- _TASK GOAL_: Transcribe the full listing exactly, and drop every picture.
— Start RAW DATA —
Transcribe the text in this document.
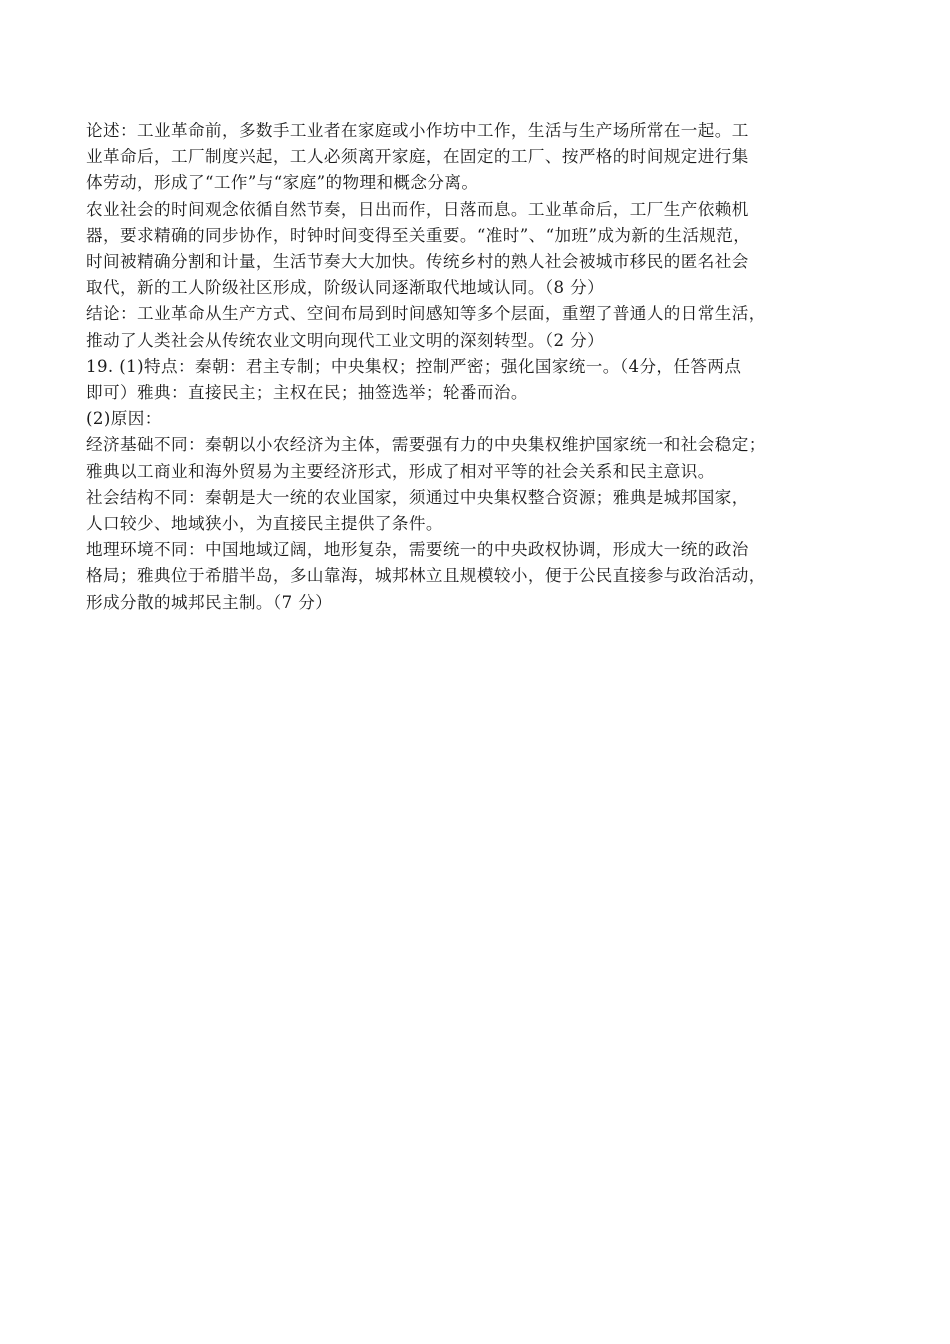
论述：工业革命前，多数手工业者在家庭或小作坊中工作，生活与生产场所常在一起。工
业革命后，工厂制度兴起，工人必须离开家庭，在固定的工厂、按严格的时间规定进行集
体劳动，形成了“工作”与“家庭”的物理和概念分离。

农业社会的时间观念依循自然节奏，日出而作，日落而息。工业革命后，工厂生产依赖机
器，要求精确的同步协作，时钟时间变得至关重要。“准时”、“加班”成为新的生活规范，
时间被精确分割和计量，生活节奏大大加快。传统乡村的熟人社会被城市移民的匿名社会
取代，新的工人阶级社区形成，阶级认同逐渐取代地域认同。（8 分）

结论：工业革命从生产方式、空间布局到时间感知等多个层面，重塑了普通人的日常生活，
推动了人类社会从传统农业文明向现代工业文明的深刻转型。（2 分）

19. (1)特点：秦朝：君主专制；中央集权；控制严密；强化国家统一。（4分，任答两点
即可）雅典：直接民主；主权在民；抽签选举；轮番而治。

(2)原因：

经济基础不同：秦朝以小农经济为主体，需要强有力的中央集权维护国家统一和社会稳定；
雅典以工商业和海外贸易为主要经济形式，形成了相对平等的社会关系和民主意识。

社会结构不同：秦朝是大一统的农业国家，须通过中央集权整合资源；雅典是城邦国家，
人口较少、地域狭小，为直接民主提供了条件。

地理环境不同：中国地域辽阔，地形复杂，需要统一的中央政权协调，形成大一统的政治
格局；雅典位于希腊半岛，多山靠海，城邦林立且规模较小，便于公民直接参与政治活动，
形成分散的城邦民主制。（7 分）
— End RAW DATA —
- _WORKED ANSWER_:
Transcribe the text in this document.
论述：工业革命前，多数手工业者在家庭或小作坊中工作，生活与生产场所常在一起。工
业革命后，工厂制度兴起，工人必须离开家庭，在固定的工厂、按严格的时间规定进行集
体劳动，形成了“工作”与“家庭”的物理和概念分离。

农业社会的时间观念依循自然节奏，日出而作，日落而息。工业革命后，工厂生产依赖机
器，要求精确的同步协作，时钟时间变得至关重要。“准时”、“加班”成为新的生活规范，
时间被精确分割和计量，生活节奏大大加快。传统乡村的熟人社会被城市移民的匿名社会
取代，新的工人阶级社区形成，阶级认同逐渐取代地域认同。（8 分）

结论：工业革命从生产方式、空间布局到时间感知等多个层面，重塑了普通人的日常生活，
推动了人类社会从传统农业文明向现代工业文明的深刻转型。（2 分）

19. (1)特点：秦朝：君主专制；中央集权；控制严密；强化国家统一。（4分，任答两点
即可）雅典：直接民主；主权在民；抽签选举；轮番而治。

(2)原因：

经济基础不同：秦朝以小农经济为主体，需要强有力的中央集权维护国家统一和社会稳定；
雅典以工商业和海外贸易为主要经济形式，形成了相对平等的社会关系和民主意识。

社会结构不同：秦朝是大一统的农业国家，须通过中央集权整合资源；雅典是城邦国家，
人口较少、地域狭小，为直接民主提供了条件。

地理环境不同：中国地域辽阔，地形复杂，需要统一的中央政权协调，形成大一统的政治
格局；雅典位于希腊半岛，多山靠海，城邦林立且规模较小，便于公民直接参与政治活动，
形成分散的城邦民主制。（7 分）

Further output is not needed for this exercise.